#### [WHAT NEEDS TO BE DONE]
Copy the lines of the entries from the line containing "- x-tick-label: (34, 35]: [775, 404, 787, 441]" through the line containing "- bar: [535, 324, 556, 398]", and change each "bar" to "column" while leaving all else the same.

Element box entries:
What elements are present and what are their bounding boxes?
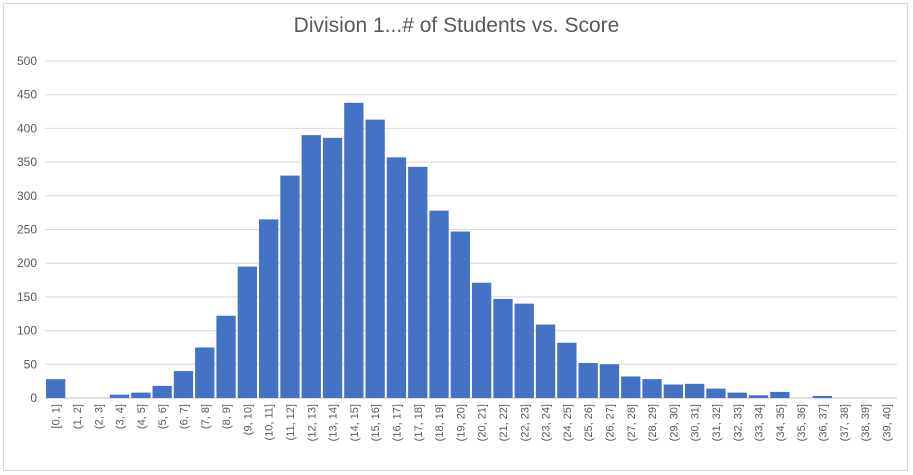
- x-tick-label: (34, 35]: [775, 404, 787, 441]
- bar: [131, 392, 151, 398]
- bar: [472, 282, 492, 398]
- x-tick-label: (36, 37]: [817, 404, 829, 441]
- bar: [557, 342, 577, 398]
- bar: [301, 135, 321, 398]
- bar: [195, 347, 215, 398]
- x-tick-label: (25, 26]: [583, 404, 595, 441]
- x-tick-label: (32, 33]: [732, 404, 744, 441]
- x-tick-label: (24, 25]: [562, 404, 574, 441]
- x-tick-label: (15, 16]: [370, 404, 382, 441]
- bar: [365, 119, 385, 398]
- x-tick-label: (19, 20]: [455, 404, 467, 441]
- y-tick-label: 100: [17, 324, 37, 338]
- x-tick-label: (16, 17]: [391, 404, 403, 441]
- bar: [280, 175, 300, 398]
- x-tick-label: (17, 18]: [413, 404, 425, 441]
- x-tick-label: (22, 23]: [519, 404, 531, 441]
- bar: [748, 395, 769, 398]
- x-tick-label: (28, 29]: [647, 404, 659, 441]
- x-tick-label: (33, 34]: [754, 404, 766, 441]
- bar: [493, 298, 513, 398]
- x-tick-label: (8, 9]: [221, 404, 233, 429]
- bar: [152, 385, 172, 398]
- x-tick-label: [0, 1]: [51, 404, 63, 428]
- bar: [727, 392, 747, 398]
- y-tick-label: 450: [17, 88, 37, 102]
- bar: [429, 210, 449, 398]
- bar: [706, 388, 726, 398]
- x-tick-label: (7, 8]: [200, 404, 212, 429]
- bar: [535, 324, 556, 398]
- y-tick-label: 250: [17, 223, 37, 237]
- y-tick-label: 0: [30, 391, 37, 405]
- x-tick-label: (35, 36]: [796, 404, 808, 441]
- x-tick-label: (12, 13]: [306, 404, 318, 441]
- x-tick-label: (2, 3]: [93, 404, 105, 429]
- y-tick-label: 300: [17, 189, 37, 203]
- bar: [599, 364, 620, 398]
- x-tick-label: (30, 31]: [690, 404, 702, 441]
- bar: [450, 231, 470, 398]
- bar: [46, 379, 66, 398]
- x-tick-label: (3, 4]: [115, 404, 127, 429]
- x-tick-label: (4, 5]: [136, 404, 148, 429]
- x-tick-label: (26, 27]: [604, 404, 616, 441]
- x-tick-label: (38, 39]: [860, 404, 872, 441]
- bar: [216, 315, 236, 398]
- bar: [514, 303, 534, 398]
- x-tick-label: (10, 11]: [264, 404, 276, 441]
- bar: [322, 137, 343, 398]
- bar: [642, 379, 662, 398]
- x-tick-label: (23, 24]: [541, 404, 553, 441]
- bar: [770, 391, 790, 398]
- x-tick-label: (37, 38]: [839, 404, 851, 441]
- x-tick-label: (6, 7]: [178, 404, 190, 429]
- bar: [578, 362, 598, 398]
- x-tick-label: (1, 2]: [72, 404, 84, 429]
- bar: [685, 383, 705, 398]
- x-tick-label: (18, 19]: [434, 404, 446, 441]
- bar: [344, 102, 364, 399]
- x-tick-label: (21, 22]: [498, 404, 510, 441]
- x-tick-label: (11, 12]: [285, 404, 297, 441]
- y-tick-label: 350: [17, 155, 37, 169]
- y-tick-label: 200: [17, 256, 37, 270]
- bar: [109, 394, 130, 398]
- y-tick-label: 500: [17, 54, 37, 68]
- y-tick-label: 400: [17, 121, 37, 135]
- bar: [237, 266, 257, 398]
- bar: [173, 371, 194, 398]
- x-tick-label: (5, 6]: [157, 404, 169, 429]
- x-tick-label: (27, 28]: [626, 404, 638, 441]
- x-tick-label: (31, 32]: [711, 404, 723, 441]
- bar: [812, 395, 833, 398]
- x-tick-label: (20, 21]: [477, 404, 489, 441]
- x-tick-label: (14, 15]: [349, 404, 361, 441]
- bar: [259, 219, 279, 398]
- x-tick-label: (13, 14]: [328, 404, 340, 441]
- x-tick-label: (39, 40]: [881, 404, 893, 441]
- chart-title: Division 1...# of Students vs. Score: [293, 14, 620, 37]
- y-tick-label: 50: [24, 357, 38, 371]
- bar: [621, 376, 641, 398]
- bar: [408, 166, 428, 398]
- x-tick-label: (29, 30]: [668, 404, 680, 441]
- bar: [663, 384, 683, 398]
- bar: [386, 157, 407, 398]
- x-tick-label: (9, 10]: [242, 404, 254, 435]
- y-tick-label: 150: [17, 290, 37, 304]
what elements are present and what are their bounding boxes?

#### [OUTPUT BELOW]
- x-tick-label: (34, 35]: [775, 404, 787, 441]
- column: [131, 392, 151, 398]
- column: [472, 282, 492, 398]
- x-tick-label: (36, 37]: [817, 404, 829, 441]
- column: [557, 342, 577, 398]
- column: [301, 135, 321, 398]
- column: [195, 347, 215, 398]
- x-tick-label: (25, 26]: [583, 404, 595, 441]
- x-tick-label: (32, 33]: [732, 404, 744, 441]
- x-tick-label: (24, 25]: [562, 404, 574, 441]
- x-tick-label: (15, 16]: [370, 404, 382, 441]
- column: [365, 119, 385, 398]
- x-tick-label: (19, 20]: [455, 404, 467, 441]
- y-tick-label: 100: [17, 324, 37, 338]
- x-tick-label: (16, 17]: [391, 404, 403, 441]
- column: [280, 175, 300, 398]
- x-tick-label: (17, 18]: [413, 404, 425, 441]
- x-tick-label: (22, 23]: [519, 404, 531, 441]
- column: [748, 395, 769, 398]
- x-tick-label: (28, 29]: [647, 404, 659, 441]
- x-tick-label: (33, 34]: [754, 404, 766, 441]
- column: [493, 298, 513, 398]
- x-tick-label: (8, 9]: [221, 404, 233, 429]
- column: [152, 385, 172, 398]
- x-tick-label: [0, 1]: [51, 404, 63, 428]
- column: [727, 392, 747, 398]
- y-tick-label: 450: [17, 88, 37, 102]
- column: [429, 210, 449, 398]
- column: [706, 388, 726, 398]
- x-tick-label: (7, 8]: [200, 404, 212, 429]
- column: [535, 324, 556, 398]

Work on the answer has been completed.